Quoted passage
□ □ □
[ 
https://issues.apache.org/jira/browse/PARQUET-1656?page=com.atlassian.jira.plugin.system.issuetabpanels:all-tabpanel
 ]

Balajee Nagasubramaniam updated PARQUET-1656:
---------------------------------------------
    Description: 
Following exception was seen with parquet 1.8.1 (and in parquet 1.12.0, when 
trying to reproduce it).

Exception in thread "main" java.lang.ClassCastException: optional binary 
phone_number (STRING) is not a group
at 
com.uber.komondor.shaded.org.apache.parquet.schema.Type.asGroupType(Type.java:250)
at 
com.uber.komondor.shaded.org.apache.parquet.avro.AvroRecordConverter.newConverter(AvroRecordConverter.java:279)
at 
com.uber.komondor.shaded.org.apache.parquet.avro.AvroRecordConverter.newConverter(AvroRecordConverter.java:232)
at 
com.uber.komondor.shaded.org.apache.parquet.avro.AvroRecordConverter.access$100(AvroRecordConverter.java:78)
at 
org.apache.parquet.avro.AvroRecordConverter$AvroCollectionConverter$ElementConverter.<init>(AvroRecordConverter.java:536)
at 
org.apache.parquet.avro.AvroRecordConverter$AvroCollectionConverter.<init>(AvroRecordConverter.java:486)
at 
org.apache.parquet.avro.AvroRecordConverter.newConverter(AvroRecordConverter.java:289)
at 
org.apache.parquet.avro.AvroRecordConverter.<init>(AvroRecordConverter.java:141)
at 
org.apache.parquet.avro.AvroRecordConverter.newConverter(AvroRecordConverter.java:279)
at 
org.apache.parquet.avro.AvroRecordConverter.<init>(AvroRecordConverter.java:141)
at 
org.apache.parquet.avro.AvroRecordConverter.<init>(AvroRecordConverter.java:95)
at 
org.apache.parquet.avro.AvroRecordMaterializer.<init>(AvroRecordMaterializer.java:33)
at 
org.apache.parquet.avro.AvroReadSupport.prepareForRead(AvroReadSupport.java:138)
at 
org.apache.parquet.hadoop.InternalParquetRecordReader.initialize(InternalParquetRecordReader.java:183)
at org.apache.parquet.hadoop.ParquetReader.initReader(ParquetReader.java:156)
at org.apache.parquet.hadoop.ParquetReader.read(ParquetReader.java:135)
at 
util.ParquetToAvroSchemaConverter$.convert(ParquetToAvroSchemaConverter.scala:46)
at 
util.ParquetToAvroSchemaConverter$.main(ParquetToAvroSchemaConverter.scala:20)
at util.ParquetToAvroSchemaConverter.main(ParquetToAvroSchemaConverter.scala)
at sun.reflect.NativeMethodAccessorImpl.invoke0(Native Method)
at sun.reflect.NativeMethodAccessorImpl.invoke(NativeMethodAccessorImpl.java:62)
at 
sun.reflect.DelegatingMethodAccessorImpl.invoke(DelegatingMethodAccessorImpl.java:43)
at java.lang.reflect.Method.invoke(Method.java:498)
at org.apache.hadoop.util.RunJar.run(RunJar.java:221)
at org.apache.hadoop.util.RunJar.main(RunJar.java:136)


Original exception was triggered by the following schema change.
Schema Before change:
                         {
                            "default": null,
                            "name": "master_cluster",
                            "type": [
                                "null",
                                {
                                    "fields": [
                                        {
                                            "name": "uuid",
                                            "type": "string"
□ □ □
(Element and region listings)
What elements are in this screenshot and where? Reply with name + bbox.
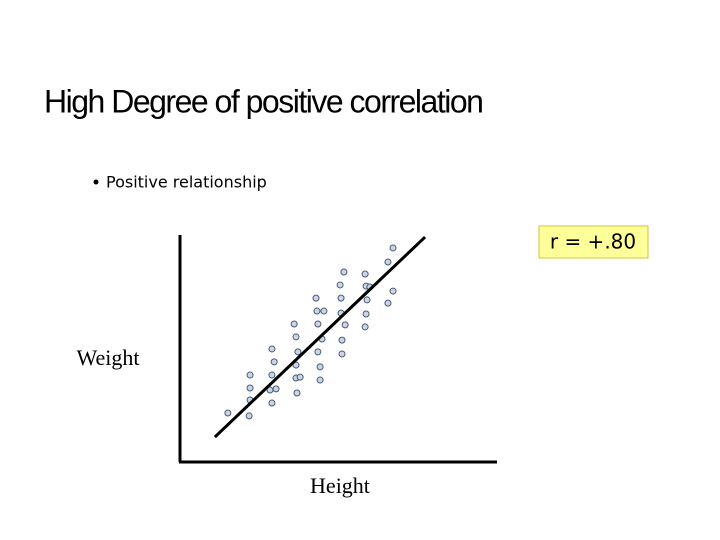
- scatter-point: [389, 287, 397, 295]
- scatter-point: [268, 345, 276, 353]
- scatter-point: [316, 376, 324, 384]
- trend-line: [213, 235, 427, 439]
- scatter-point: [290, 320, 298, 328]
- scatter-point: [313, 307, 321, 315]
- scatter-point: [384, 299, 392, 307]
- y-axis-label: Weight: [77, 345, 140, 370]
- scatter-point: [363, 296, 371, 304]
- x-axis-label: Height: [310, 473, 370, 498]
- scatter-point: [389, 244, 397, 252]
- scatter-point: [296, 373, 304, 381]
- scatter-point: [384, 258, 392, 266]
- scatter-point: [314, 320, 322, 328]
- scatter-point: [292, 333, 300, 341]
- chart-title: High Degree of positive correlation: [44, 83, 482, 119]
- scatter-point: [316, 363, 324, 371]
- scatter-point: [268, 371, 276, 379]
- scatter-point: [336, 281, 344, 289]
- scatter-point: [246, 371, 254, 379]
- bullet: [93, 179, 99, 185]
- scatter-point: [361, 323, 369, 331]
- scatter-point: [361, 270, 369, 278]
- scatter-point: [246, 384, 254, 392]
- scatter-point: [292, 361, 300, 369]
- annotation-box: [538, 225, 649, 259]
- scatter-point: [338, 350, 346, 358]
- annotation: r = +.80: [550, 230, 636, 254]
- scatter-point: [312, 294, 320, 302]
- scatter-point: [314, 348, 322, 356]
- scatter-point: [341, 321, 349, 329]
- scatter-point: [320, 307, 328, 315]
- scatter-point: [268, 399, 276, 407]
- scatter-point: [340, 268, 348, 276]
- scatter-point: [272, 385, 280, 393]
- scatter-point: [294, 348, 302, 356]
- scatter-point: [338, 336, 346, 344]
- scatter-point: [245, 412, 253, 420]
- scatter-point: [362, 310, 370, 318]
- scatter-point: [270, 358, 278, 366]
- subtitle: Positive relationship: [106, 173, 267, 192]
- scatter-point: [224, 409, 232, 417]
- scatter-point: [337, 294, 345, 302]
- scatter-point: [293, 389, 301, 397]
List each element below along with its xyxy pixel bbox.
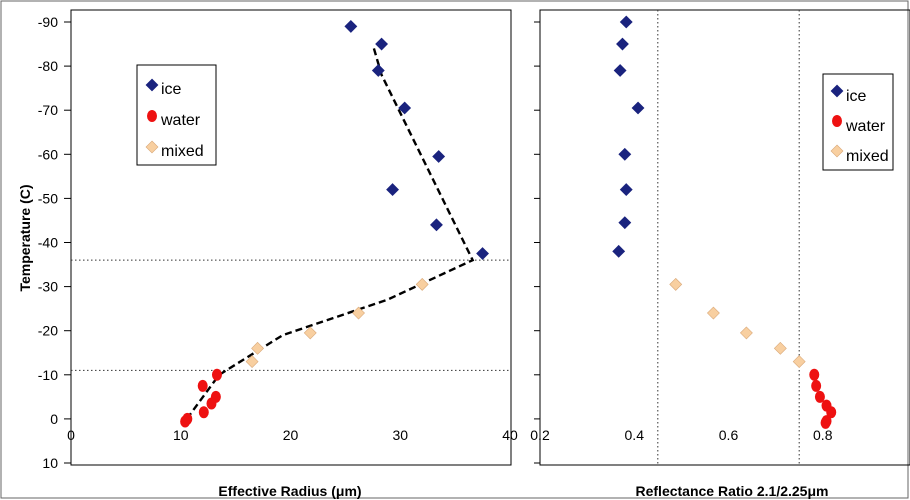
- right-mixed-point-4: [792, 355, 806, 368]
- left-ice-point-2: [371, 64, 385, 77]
□ □ □
According to the PARQUET-1656 issue update, in which Parquet versions was the exception seen?

Final result
Parquet 1.8.1, and Parquet 1.12.0 when trying to reproduce it.